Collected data
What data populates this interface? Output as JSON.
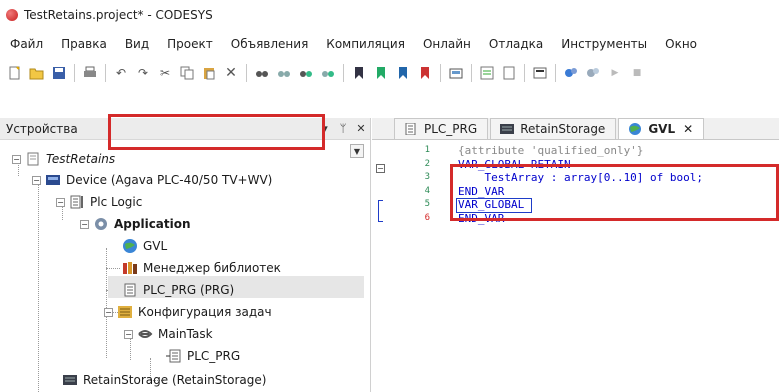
{
  "window": {
    "title": "TestRetains.project* - CODESYS"
  },
  "menu": [
    "Файл",
    "Правка",
    "Вид",
    "Проект",
    "Объявления",
    "Компиляция",
    "Онлайн",
    "Отладка",
    "Инструменты",
    "Окно"
  ],
  "toolbar": {
    "buttons": [
      "new-icon",
      "open-icon",
      "save-icon",
      "print-icon",
      "undo-icon",
      "redo-icon",
      "cut-icon",
      "copy-icon",
      "paste-icon",
      "delete-icon",
      "find-icon",
      "find-next-icon",
      "replace-icon",
      "replace-all-icon",
      "bookmark-icon",
      "prev-bookmark-icon",
      "next-bookmark-icon",
      "clear-bookmarks-icon",
      "device-icon",
      "add-object-icon",
      "object-icon",
      "login-icon",
      "build-icon",
      "rebuild-icon",
      "run-icon",
      "stop-icon"
    ]
  },
  "devices_panel": {
    "title": "Устройства",
    "pin": "▾",
    "dock": "ᛘ",
    "close": "✕",
    "tree": {
      "root": "TestRetains",
      "device": "Device (Agava PLC-40/50 TV+WV)",
      "plc_logic": "Plc Logic",
      "application": "Application",
      "gvl": "GVL",
      "library_manager": "Менеджер библиотек",
      "plc_prg": "PLC_PRG (PRG)",
      "task_config": "Конфигурация задач",
      "main_task": "MainTask",
      "task_plc_prg": "PLC_PRG",
      "retain_storage": "RetainStorage (RetainStorage)"
    }
  },
  "editor": {
    "tabs": [
      {
        "label": "PLC_PRG"
      },
      {
        "label": "RetainStorage"
      },
      {
        "label": "GVL",
        "close": "✕"
      }
    ],
    "lines": [
      {
        "num": "1",
        "text": "{attribute 'qualified_only'}"
      },
      {
        "num": "2",
        "text": "VAR_GLOBAL RETAIN"
      },
      {
        "num": "3",
        "text": "    TestArray : array[0..10] of bool;"
      },
      {
        "num": "4",
        "text": "END_VAR"
      },
      {
        "num": "5",
        "text": "VAR_GLOBAL"
      },
      {
        "num": "6",
        "text": "END_VAR"
      }
    ]
  },
  "colors": {
    "annotation": "#d42a2a",
    "keyword": "#0000cc",
    "line_number": "#2e8b57",
    "selection": "#e6e6e6"
  }
}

## WORK TO COMPLETE
Answer with a single number: the count of lines holding the word "text".

## ANSWER TO THE EXERCISE
6